### [Source extract]
* * * * *
Uh-oh! In two of those four cases, Charlie may be “surprised” tomorrow. Indeed, in Dana’s final paragraph, the oracle was already rethinking Burns, based on brand new polling reports. "Burns might not be dead yet,” Charlie said—haven’t just been shown saying the opposite.

These people aren’t good at predictions! Yesterday morning, Mark Plotkin (like Charlie, a very nice guy) was playing the seer on Washington Journal—and he said that he’d thought, after August’s Nutmeg State primary, that Lieberman had no chance in the general! But if Mark was that clueless back in August, what makes him an expert again in November? Simple! Our big news orgs just luv wasting time—and predictions are a great way to do it.

How bad are these experts at making predictions? As you can see from yesterday’s Post, the winner of the 1998 Crystal Ball Contest was—let’s have a drum-roll, please—a group of tenth-graders from Montgomery Blair High! And they only won because chimps weren’t involved—and because the adults weren’t allowed to use coin-flips.

THE MARC OF THE BEAST: Ever since 1999, he’s been a scribe we luv to hate. But we thought Marc Fisher topped even himself in Sunday’s piece about the Allen-Webb contest. First, our analysts tore their hair when Fisher began with this daft but familiar “analysis:”

FISHER (11/5/06): In two days, Virginians get to choose between a guy who complains he's bored in the Senate ("It's too slow for me," George Allen said) and a challenger, Jim Webb, who says he's really first and foremost a writer.

In this wild, nasty and frightfully expensive campaign, we've learned way more than anyone ever wanted to know about what these two gents don't like: They're down on some combination of foreigners, blacks, women, Jews, Hollywood types, gays and sex. Oh, and each other—big-time.
* * * * *
### [Entries supplied]
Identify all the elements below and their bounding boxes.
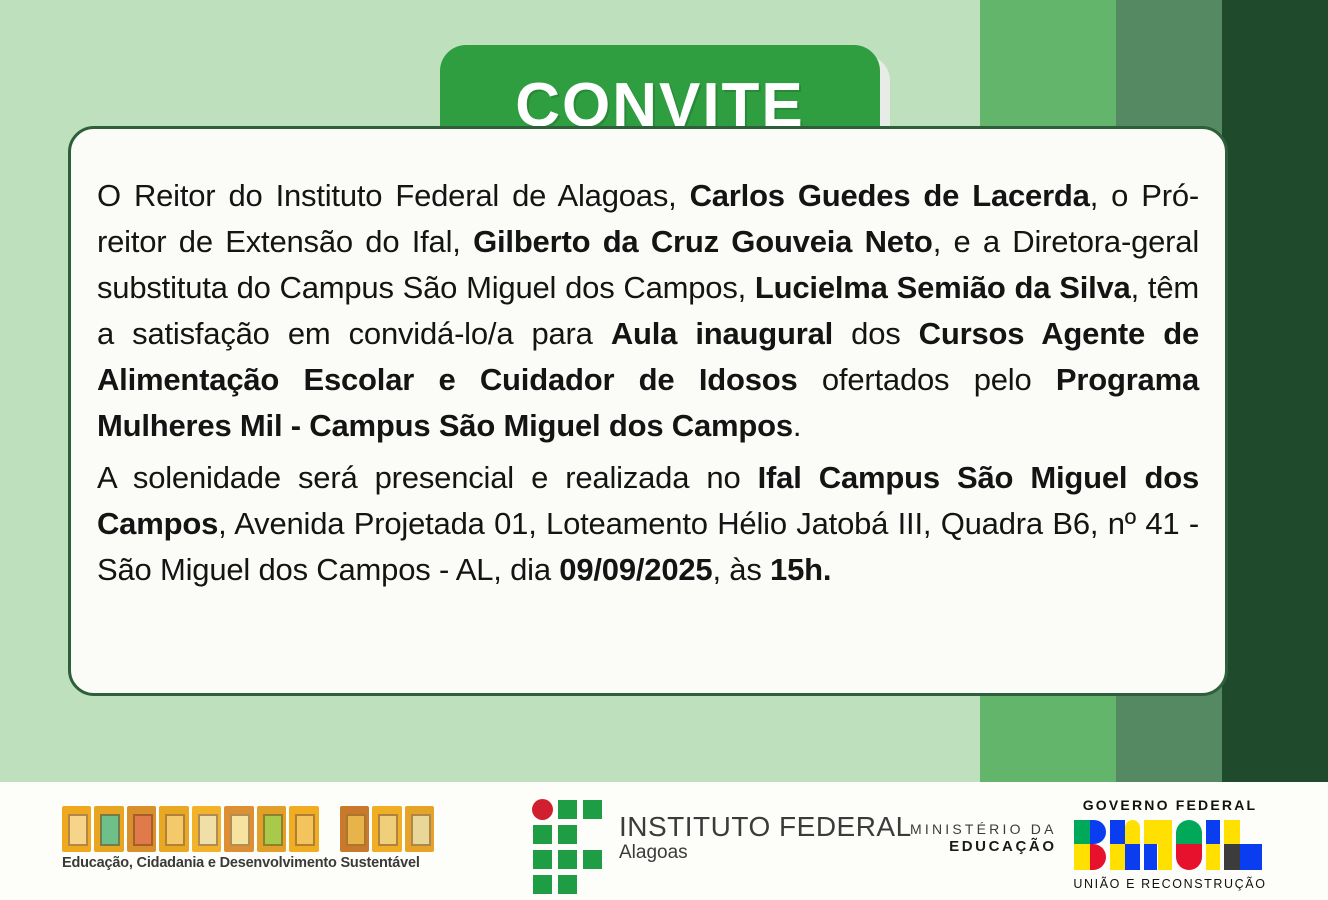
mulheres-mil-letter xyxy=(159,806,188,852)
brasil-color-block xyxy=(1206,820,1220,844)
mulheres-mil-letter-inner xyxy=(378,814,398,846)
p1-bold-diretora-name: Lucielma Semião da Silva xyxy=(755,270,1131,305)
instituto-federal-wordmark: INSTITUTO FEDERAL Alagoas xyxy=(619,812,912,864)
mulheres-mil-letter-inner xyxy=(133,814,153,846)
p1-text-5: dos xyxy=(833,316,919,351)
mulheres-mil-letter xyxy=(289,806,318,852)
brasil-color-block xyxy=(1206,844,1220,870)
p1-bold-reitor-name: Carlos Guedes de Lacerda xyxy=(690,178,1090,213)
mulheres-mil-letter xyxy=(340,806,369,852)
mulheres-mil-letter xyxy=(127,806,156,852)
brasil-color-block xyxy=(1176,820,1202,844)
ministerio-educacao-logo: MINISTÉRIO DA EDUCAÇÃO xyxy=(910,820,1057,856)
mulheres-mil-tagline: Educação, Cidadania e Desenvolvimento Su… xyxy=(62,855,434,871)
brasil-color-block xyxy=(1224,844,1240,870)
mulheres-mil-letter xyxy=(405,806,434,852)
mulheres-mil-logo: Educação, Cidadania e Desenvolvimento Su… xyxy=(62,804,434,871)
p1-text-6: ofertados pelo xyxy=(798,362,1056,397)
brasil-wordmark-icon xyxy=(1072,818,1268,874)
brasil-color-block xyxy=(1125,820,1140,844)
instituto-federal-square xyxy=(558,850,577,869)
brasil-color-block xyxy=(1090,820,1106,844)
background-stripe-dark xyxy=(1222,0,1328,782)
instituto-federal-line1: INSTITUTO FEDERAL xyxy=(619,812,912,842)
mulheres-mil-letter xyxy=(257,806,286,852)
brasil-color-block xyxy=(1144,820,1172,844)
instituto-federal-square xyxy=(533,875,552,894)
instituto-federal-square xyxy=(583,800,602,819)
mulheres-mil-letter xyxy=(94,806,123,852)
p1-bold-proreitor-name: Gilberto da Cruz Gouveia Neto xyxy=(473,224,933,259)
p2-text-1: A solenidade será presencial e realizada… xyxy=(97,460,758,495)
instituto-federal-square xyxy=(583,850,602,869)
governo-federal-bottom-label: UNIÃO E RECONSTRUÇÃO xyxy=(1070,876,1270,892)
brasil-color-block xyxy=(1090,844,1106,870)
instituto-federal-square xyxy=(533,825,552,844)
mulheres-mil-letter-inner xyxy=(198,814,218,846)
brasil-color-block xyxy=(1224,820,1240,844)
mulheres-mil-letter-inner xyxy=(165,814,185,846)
* * * * *
### [Tasks to complete]
A – Set down the part of the commentary on election predictions that runs from "Uh-oh! In two" up to and including "way to do it.".
B – Answer these questions using the commentary on election predictions:
(i) Who won the 1998 Crystal Ball Contest?
(ii) On what program was Mark Plotkin playing the seer?
(iii) According to Fisher, what did George Allen say about the Senate?
C – Write what comes next in the commentary on election predictions, picking up after its final sentence.

### [Answers for the exercise]
A –
Uh-oh! In two of those four cases, Charlie may be “surprised” tomorrow. Indeed, in Dana’s final paragraph, the oracle was already rethinking Burns, based on brand new polling reports. "Burns might not be dead yet,” Charlie said—haven’t just been shown saying the opposite.

These people aren’t good at predictions! Yesterday morning, Mark Plotkin (like Charlie, a very nice guy) was playing the seer on Washington Journal—and he said that he’d thought, after August’s Nutmeg State primary, that Lieberman had no chance in the general! But if Mark was that clueless back in August, what makes him an expert again in November? Simple! Our big news orgs just luv wasting time—and predictions are a great way to do it.

B –
(i) A group of tenth-graders from Montgomery Blair High.
(ii) Washington Journal.
(iii) "It's too slow for me."

C –
In paragraph one, the critic modestly tells the world that unlike me, these guys are both bozos. But paragraph two is really the winner. According to Fisher, Allen and Webb “don’t like—are down on—some combination of foreigners, blacks, women, Jews, Hollywood types, gays and sex.” Of course, it’s Allen who—according to Current Official Pundit Assessments— is down on foreigners, blacks, Jews, Hollywood types, gays and sex. Webb is only down on women (based on a 27-year-old newspaper column). But so what? Fisher simply runs the two together, helping us see how hopelessly bad each of these two men are. Both men have “distasteful characters,” he tells us near the end of his piece.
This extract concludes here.